MATERIAL PROVIDED
------------------------------

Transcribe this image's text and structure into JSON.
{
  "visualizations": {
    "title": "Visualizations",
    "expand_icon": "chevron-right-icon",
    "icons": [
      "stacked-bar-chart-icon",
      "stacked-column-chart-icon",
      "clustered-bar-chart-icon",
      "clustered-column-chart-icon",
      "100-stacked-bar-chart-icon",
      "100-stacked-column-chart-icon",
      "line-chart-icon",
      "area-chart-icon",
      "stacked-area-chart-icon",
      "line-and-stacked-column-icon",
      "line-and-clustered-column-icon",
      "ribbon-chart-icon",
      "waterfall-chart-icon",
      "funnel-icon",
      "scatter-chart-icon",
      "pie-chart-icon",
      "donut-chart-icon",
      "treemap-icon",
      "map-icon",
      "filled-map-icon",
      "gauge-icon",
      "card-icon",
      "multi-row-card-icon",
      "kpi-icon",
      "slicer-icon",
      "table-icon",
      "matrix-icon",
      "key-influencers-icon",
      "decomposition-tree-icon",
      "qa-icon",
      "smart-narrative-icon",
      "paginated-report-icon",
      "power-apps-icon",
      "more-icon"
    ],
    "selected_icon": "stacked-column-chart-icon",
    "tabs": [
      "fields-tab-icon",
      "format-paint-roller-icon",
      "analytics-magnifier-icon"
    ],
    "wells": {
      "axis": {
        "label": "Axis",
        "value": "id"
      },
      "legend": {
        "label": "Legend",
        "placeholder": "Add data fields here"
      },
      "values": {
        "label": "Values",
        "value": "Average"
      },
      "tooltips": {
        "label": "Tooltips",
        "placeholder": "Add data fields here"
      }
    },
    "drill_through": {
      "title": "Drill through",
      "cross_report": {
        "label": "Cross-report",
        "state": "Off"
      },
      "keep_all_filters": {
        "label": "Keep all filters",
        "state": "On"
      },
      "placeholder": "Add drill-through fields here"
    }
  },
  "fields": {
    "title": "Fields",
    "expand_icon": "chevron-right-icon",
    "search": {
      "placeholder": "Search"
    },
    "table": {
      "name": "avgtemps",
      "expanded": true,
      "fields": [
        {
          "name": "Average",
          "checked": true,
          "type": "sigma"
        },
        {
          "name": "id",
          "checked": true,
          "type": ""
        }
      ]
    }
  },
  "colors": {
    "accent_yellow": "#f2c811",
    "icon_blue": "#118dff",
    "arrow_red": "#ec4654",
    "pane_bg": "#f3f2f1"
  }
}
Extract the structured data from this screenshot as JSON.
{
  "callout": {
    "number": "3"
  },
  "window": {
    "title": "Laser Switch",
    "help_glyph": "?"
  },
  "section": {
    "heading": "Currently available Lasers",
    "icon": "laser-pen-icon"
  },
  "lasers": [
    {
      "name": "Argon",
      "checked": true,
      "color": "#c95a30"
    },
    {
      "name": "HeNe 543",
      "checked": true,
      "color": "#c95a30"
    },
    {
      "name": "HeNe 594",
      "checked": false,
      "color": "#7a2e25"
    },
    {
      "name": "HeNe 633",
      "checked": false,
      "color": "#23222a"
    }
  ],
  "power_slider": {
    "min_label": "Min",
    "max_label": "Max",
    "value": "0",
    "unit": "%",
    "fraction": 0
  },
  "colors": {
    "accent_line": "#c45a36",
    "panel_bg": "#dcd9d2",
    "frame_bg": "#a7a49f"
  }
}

------------------------------

WHAT THE TASK REQUIRES
Output only the lines from the one holding "Extract the structured" through the last line above, exactly as they appear.

THE COMPLETED TASK
Extract the structured data from this screenshot as JSON.
{
  "callout": {
    "number": "3"
  },
  "window": {
    "title": "Laser Switch",
    "help_glyph": "?"
  },
  "section": {
    "heading": "Currently available Lasers",
    "icon": "laser-pen-icon"
  },
  "lasers": [
    {
      "name": "Argon",
      "checked": true,
      "color": "#c95a30"
    },
    {
      "name": "HeNe 543",
      "checked": true,
      "color": "#c95a30"
    },
    {
      "name": "HeNe 594",
      "checked": false,
      "color": "#7a2e25"
    },
    {
      "name": "HeNe 633",
      "checked": false,
      "color": "#23222a"
    }
  ],
  "power_slider": {
    "min_label": "Min",
    "max_label": "Max",
    "value": "0",
    "unit": "%",
    "fraction": 0
  },
  "colors": {
    "accent_line": "#c45a36",
    "panel_bg": "#dcd9d2",
    "frame_bg": "#a7a49f"
  }
}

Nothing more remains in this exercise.